(Dataset rows about figures)
■ ■ ■ ■ ■ ■ ■
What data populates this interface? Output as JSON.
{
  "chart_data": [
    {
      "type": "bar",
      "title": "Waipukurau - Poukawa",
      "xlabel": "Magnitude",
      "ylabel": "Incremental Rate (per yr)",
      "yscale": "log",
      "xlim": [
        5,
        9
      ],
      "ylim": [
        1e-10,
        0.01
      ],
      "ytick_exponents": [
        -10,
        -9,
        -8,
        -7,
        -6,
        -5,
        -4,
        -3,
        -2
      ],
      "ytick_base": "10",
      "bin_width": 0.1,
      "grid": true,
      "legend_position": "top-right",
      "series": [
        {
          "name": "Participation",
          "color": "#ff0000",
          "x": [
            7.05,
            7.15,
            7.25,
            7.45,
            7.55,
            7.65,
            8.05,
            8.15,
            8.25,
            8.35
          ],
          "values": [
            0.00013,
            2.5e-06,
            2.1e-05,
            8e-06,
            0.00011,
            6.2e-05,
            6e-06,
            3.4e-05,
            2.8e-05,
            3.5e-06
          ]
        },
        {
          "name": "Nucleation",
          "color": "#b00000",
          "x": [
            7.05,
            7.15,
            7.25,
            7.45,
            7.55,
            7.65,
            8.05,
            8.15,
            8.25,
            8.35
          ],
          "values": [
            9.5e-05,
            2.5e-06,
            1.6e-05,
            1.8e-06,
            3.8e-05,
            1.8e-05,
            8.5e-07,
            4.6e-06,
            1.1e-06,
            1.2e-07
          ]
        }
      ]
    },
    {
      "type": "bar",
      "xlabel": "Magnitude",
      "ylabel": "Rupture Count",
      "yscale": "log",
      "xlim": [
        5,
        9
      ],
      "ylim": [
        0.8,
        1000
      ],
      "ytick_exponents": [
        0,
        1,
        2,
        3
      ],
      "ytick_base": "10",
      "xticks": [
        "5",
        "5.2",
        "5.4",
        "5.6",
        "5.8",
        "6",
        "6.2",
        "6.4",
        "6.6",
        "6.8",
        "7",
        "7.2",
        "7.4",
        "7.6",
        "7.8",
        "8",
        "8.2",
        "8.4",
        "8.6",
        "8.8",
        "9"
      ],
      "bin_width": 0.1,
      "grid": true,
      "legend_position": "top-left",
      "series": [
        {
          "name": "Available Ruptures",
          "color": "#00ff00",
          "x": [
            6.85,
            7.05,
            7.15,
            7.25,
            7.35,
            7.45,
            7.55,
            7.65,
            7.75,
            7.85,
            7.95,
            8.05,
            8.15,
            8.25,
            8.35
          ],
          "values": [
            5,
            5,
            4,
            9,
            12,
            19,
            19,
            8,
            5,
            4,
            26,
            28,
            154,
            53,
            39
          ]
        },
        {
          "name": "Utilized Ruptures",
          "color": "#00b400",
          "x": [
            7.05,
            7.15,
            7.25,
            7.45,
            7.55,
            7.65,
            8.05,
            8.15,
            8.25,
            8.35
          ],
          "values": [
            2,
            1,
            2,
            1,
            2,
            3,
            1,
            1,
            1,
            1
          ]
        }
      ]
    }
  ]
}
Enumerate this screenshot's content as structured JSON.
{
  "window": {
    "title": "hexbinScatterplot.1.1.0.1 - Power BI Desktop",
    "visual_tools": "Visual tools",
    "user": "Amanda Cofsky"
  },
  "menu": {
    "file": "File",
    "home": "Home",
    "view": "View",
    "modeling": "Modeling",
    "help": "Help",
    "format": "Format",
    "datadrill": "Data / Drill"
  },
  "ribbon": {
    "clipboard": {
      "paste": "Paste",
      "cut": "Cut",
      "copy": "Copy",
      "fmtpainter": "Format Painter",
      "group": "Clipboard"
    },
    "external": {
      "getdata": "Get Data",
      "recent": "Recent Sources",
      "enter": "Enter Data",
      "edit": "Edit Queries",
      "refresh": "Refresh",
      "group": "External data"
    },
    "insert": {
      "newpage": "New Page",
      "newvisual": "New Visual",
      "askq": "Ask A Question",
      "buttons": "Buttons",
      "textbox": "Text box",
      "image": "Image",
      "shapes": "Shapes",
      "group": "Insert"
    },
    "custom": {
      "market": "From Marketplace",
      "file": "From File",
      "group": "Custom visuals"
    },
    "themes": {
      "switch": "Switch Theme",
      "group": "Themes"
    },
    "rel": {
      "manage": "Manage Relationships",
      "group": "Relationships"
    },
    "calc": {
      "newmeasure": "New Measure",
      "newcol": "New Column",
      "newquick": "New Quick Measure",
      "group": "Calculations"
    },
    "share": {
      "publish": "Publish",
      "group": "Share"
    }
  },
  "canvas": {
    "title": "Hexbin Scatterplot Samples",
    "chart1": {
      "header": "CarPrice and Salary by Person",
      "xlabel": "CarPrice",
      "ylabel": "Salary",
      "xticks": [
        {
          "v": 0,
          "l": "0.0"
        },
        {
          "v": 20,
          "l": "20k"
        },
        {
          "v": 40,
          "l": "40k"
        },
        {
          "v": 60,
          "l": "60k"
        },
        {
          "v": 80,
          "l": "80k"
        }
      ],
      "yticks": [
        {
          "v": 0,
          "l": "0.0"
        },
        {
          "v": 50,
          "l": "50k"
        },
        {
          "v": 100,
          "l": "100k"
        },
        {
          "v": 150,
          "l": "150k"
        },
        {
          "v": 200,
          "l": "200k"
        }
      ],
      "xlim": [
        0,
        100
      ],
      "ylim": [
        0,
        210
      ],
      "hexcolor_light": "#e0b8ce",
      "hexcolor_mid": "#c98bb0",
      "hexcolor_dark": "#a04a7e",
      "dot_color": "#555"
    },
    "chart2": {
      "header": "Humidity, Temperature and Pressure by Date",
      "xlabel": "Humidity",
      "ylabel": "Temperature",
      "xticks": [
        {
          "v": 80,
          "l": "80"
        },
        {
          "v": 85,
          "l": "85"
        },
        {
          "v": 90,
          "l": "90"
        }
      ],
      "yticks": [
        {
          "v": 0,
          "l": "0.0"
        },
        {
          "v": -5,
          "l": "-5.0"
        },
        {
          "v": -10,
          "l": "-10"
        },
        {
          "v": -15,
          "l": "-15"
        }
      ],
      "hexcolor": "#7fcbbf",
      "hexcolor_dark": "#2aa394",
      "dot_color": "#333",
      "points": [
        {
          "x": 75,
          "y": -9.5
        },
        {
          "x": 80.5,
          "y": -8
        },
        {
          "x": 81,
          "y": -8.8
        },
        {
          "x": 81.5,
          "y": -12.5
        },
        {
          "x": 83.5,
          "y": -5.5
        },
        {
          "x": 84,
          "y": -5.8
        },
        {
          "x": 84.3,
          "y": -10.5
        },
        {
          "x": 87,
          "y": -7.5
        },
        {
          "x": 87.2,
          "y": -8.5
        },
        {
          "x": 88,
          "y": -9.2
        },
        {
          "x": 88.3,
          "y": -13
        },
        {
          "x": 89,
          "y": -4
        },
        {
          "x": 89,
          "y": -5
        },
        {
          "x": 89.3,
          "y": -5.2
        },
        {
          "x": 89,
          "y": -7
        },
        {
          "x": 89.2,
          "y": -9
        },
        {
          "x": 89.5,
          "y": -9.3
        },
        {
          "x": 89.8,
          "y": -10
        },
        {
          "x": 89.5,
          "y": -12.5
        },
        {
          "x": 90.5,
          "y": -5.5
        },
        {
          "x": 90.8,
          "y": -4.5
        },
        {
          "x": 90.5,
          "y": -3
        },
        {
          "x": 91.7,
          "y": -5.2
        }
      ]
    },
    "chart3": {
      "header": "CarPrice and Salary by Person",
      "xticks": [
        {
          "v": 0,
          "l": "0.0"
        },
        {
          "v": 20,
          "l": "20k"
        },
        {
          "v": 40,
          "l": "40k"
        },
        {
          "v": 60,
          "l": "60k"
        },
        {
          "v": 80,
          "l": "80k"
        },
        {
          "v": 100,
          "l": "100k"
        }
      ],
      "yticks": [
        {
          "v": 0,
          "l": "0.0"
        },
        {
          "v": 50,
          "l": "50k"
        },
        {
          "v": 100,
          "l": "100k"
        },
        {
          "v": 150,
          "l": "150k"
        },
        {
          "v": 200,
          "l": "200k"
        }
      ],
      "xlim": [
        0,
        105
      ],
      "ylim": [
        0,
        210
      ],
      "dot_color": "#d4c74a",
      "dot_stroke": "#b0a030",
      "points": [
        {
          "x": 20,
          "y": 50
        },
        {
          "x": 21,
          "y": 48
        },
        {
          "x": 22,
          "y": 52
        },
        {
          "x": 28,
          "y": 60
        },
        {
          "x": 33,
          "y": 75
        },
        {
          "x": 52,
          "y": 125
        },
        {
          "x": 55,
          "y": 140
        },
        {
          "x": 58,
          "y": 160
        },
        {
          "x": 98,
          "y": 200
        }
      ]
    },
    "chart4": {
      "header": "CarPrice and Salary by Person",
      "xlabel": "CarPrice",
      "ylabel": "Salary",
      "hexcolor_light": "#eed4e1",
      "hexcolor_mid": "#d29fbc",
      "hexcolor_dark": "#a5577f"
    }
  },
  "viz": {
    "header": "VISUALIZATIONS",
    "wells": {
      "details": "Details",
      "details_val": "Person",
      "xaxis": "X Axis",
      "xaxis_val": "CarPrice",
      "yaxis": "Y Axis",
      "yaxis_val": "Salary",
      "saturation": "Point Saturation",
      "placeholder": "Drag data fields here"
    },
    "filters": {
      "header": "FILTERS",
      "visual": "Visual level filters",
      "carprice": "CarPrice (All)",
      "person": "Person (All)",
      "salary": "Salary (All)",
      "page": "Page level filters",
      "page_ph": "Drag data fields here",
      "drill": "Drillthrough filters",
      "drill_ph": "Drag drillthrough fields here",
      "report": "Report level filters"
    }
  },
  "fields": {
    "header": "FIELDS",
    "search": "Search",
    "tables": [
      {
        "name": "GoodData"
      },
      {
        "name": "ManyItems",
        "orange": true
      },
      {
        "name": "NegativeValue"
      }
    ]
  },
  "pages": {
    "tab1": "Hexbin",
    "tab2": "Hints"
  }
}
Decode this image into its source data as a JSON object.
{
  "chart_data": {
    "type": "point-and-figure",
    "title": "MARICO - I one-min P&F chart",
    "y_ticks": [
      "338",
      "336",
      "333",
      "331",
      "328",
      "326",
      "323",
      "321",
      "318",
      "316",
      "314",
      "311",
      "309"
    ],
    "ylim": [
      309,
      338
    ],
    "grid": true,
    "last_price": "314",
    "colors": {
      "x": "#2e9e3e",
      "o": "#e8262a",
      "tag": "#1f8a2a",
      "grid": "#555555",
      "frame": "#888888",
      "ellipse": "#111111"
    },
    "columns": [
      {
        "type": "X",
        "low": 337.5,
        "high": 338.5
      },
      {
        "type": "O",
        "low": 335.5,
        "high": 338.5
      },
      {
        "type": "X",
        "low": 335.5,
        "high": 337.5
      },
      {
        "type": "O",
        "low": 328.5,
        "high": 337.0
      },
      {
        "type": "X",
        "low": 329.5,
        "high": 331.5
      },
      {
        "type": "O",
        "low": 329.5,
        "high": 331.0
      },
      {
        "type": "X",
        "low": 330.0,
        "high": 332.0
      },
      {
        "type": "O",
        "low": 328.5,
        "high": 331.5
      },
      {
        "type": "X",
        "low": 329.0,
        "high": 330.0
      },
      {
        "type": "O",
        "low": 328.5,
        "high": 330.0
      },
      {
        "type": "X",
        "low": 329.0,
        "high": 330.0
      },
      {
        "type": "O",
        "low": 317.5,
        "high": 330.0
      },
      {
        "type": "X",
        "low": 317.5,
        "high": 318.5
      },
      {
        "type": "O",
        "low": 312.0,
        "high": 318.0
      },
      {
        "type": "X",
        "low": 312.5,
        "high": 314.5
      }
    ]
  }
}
■ ■ ■ ■ ■ ■ ■
## What is required:
Determine how many lines of this listing contain "Relationships", and give only the number.

## The answer:
2